Instruction: Repeat the lines that follow, leaving nothing out.

Records shown:
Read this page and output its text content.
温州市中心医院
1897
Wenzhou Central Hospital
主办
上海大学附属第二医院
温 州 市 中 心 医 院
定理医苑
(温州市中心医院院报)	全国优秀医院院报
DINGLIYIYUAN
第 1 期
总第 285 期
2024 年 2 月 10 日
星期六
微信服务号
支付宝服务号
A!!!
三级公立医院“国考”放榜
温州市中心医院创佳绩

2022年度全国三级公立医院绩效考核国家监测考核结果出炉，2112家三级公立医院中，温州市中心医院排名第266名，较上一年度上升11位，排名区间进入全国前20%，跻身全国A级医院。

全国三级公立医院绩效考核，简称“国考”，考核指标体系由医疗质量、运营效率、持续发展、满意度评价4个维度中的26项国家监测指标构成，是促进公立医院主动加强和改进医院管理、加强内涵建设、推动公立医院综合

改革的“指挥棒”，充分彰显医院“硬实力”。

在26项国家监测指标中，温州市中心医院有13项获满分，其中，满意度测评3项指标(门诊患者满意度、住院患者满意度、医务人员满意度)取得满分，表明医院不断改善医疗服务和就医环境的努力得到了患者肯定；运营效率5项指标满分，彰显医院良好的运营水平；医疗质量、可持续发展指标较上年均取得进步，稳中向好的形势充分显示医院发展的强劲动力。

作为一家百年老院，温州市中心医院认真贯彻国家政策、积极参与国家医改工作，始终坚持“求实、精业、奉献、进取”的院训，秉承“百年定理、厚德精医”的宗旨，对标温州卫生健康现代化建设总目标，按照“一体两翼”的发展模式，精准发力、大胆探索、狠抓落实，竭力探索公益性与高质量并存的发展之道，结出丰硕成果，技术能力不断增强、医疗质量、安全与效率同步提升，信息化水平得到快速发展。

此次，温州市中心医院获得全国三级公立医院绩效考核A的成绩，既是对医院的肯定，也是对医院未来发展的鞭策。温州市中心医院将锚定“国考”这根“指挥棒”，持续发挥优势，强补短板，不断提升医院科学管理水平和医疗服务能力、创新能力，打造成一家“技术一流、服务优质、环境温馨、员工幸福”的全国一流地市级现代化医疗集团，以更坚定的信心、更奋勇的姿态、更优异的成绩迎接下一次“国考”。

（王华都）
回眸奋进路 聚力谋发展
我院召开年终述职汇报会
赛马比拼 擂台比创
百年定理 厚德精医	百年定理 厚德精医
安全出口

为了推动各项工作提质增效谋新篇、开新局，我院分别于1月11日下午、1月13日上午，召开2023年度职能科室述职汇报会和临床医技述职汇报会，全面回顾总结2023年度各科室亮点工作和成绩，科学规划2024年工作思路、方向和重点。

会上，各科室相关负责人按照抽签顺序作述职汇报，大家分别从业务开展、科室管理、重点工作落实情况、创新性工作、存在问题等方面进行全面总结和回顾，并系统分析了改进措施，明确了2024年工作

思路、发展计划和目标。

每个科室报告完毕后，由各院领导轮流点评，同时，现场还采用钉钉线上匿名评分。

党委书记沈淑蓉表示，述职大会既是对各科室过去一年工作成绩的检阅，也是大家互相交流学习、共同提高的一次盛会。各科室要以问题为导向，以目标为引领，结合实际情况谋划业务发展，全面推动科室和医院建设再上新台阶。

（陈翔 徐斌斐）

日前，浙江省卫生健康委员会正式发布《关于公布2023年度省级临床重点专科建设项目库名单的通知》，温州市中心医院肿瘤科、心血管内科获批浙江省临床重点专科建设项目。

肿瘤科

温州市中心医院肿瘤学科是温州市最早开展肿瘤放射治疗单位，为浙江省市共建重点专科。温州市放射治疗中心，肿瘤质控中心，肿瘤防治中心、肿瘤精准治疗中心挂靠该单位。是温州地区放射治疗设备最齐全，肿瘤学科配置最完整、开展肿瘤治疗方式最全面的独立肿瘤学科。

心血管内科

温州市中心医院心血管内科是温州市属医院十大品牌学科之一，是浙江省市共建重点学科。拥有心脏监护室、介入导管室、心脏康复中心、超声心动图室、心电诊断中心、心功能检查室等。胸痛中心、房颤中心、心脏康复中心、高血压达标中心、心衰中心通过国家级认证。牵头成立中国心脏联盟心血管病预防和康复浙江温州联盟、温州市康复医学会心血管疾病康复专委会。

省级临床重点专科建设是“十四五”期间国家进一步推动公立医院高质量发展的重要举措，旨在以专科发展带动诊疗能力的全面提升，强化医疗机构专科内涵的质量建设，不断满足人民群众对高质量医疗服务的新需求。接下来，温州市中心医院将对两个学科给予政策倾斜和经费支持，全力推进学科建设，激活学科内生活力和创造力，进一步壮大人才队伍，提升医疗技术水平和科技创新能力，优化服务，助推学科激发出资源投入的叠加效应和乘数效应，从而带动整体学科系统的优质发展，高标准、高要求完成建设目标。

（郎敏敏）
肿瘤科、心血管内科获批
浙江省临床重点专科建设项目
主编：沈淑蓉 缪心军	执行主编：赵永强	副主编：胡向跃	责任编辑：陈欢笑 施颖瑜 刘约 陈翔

Expected answer:
Read this page and output its text content.
温州市中心医院
1897
Wenzhou Central Hospital
主办
上海大学附属第二医院
温 州 市 中 心 医 院
定理医苑
(温州市中心医院院报)	全国优秀医院院报
DINGLIYIYUAN
第 1 期
总第 285 期
2024 年 2 月 10 日
星期六
微信服务号
支付宝服务号
A!!!
三级公立医院“国考”放榜
温州市中心医院创佳绩

2022年度全国三级公立医院绩效考核国家监测考核结果出炉，2112家三级公立医院中，温州市中心医院排名第266名，较上一年度上升11位，排名区间进入全国前20%，跻身全国A级医院。

全国三级公立医院绩效考核，简称“国考”，考核指标体系由医疗质量、运营效率、持续发展、满意度评价4个维度中的26项国家监测指标构成，是促进公立医院主动加强和改进医院管理、加强内涵建设、推动公立医院综合

改革的“指挥棒”，充分彰显医院“硬实力”。

在26项国家监测指标中，温州市中心医院有13项获满分，其中，满意度测评3项指标(门诊患者满意度、住院患者满意度、医务人员满意度)取得满分，表明医院不断改善医疗服务和就医环境的努力得到了患者肯定；运营效率5项指标满分，彰显医院良好的运营水平；医疗质量、可持续发展指标较上年均取得进步，稳中向好的形势充分显示医院发展的强劲动力。

作为一家百年老院，温州市中心医院认真贯彻国家政策、积极参与国家医改工作，始终坚持“求实、精业、奉献、进取”的院训，秉承“百年定理、厚德精医”的宗旨，对标温州卫生健康现代化建设总目标，按照“一体两翼”的发展模式，精准发力、大胆探索、狠抓落实，竭力探索公益性与高质量并存的发展之道，结出丰硕成果，技术能力不断增强、医疗质量、安全与效率同步提升，信息化水平得到快速发展。

此次，温州市中心医院获得全国三级公立医院绩效考核A的成绩，既是对医院的肯定，也是对医院未来发展的鞭策。温州市中心医院将锚定“国考”这根“指挥棒”，持续发挥优势，强补短板，不断提升医院科学管理水平和医疗服务能力、创新能力，打造成一家“技术一流、服务优质、环境温馨、员工幸福”的全国一流地市级现代化医疗集团，以更坚定的信心、更奋勇的姿态、更优异的成绩迎接下一次“国考”。

（王华都）
回眸奋进路 聚力谋发展
我院召开年终述职汇报会
赛马比拼 擂台比创
百年定理 厚德精医	百年定理 厚德精医
安全出口

为了推动各项工作提质增效谋新篇、开新局，我院分别于1月11日下午、1月13日上午，召开2023年度职能科室述职汇报会和临床医技述职汇报会，全面回顾总结2023年度各科室亮点工作和成绩，科学规划2024年工作思路、方向和重点。

会上，各科室相关负责人按照抽签顺序作述职汇报，大家分别从业务开展、科室管理、重点工作落实情况、创新性工作、存在问题等方面进行全面总结和回顾，并系统分析了改进措施，明确了2024年工作

思路、发展计划和目标。

每个科室报告完毕后，由各院领导轮流点评，同时，现场还采用钉钉线上匿名评分。

党委书记沈淑蓉表示，述职大会既是对各科室过去一年工作成绩的检阅，也是大家互相交流学习、共同提高的一次盛会。各科室要以问题为导向，以目标为引领，结合实际情况谋划业务发展，全面推动科室和医院建设再上新台阶。

（陈翔 徐斌斐）

日前，浙江省卫生健康委员会正式发布《关于公布2023年度省级临床重点专科建设项目库名单的通知》，温州市中心医院肿瘤科、心血管内科获批浙江省临床重点专科建设项目。

肿瘤科

温州市中心医院肿瘤学科是温州市最早开展肿瘤放射治疗单位，为浙江省市共建重点专科。温州市放射治疗中心，肿瘤质控中心，肿瘤防治中心、肿瘤精准治疗中心挂靠该单位。是温州地区放射治疗设备最齐全，肿瘤学科配置最完整、开展肿瘤治疗方式最全面的独立肿瘤学科。

心血管内科

温州市中心医院心血管内科是温州市属医院十大品牌学科之一，是浙江省市共建重点学科。拥有心脏监护室、介入导管室、心脏康复中心、超声心动图室、心电诊断中心、心功能检查室等。胸痛中心、房颤中心、心脏康复中心、高血压达标中心、心衰中心通过国家级认证。牵头成立中国心脏联盟心血管病预防和康复浙江温州联盟、温州市康复医学会心血管疾病康复专委会。

省级临床重点专科建设是“十四五”期间国家进一步推动公立医院高质量发展的重要举措，旨在以专科发展带动诊疗能力的全面提升，强化医疗机构专科内涵的质量建设，不断满足人民群众对高质量医疗服务的新需求。接下来，温州市中心医院将对两个学科给予政策倾斜和经费支持，全力推进学科建设，激活学科内生活力和创造力，进一步壮大人才队伍，提升医疗技术水平和科技创新能力，优化服务，助推学科激发出资源投入的叠加效应和乘数效应，从而带动整体学科系统的优质发展，高标准、高要求完成建设目标。

（郎敏敏）
肿瘤科、心血管内科获批
浙江省临床重点专科建设项目
主编：沈淑蓉 缪心军	执行主编：赵永强	副主编：胡向跃	责任编辑：陈欢笑 施颖瑜 刘约 陈翔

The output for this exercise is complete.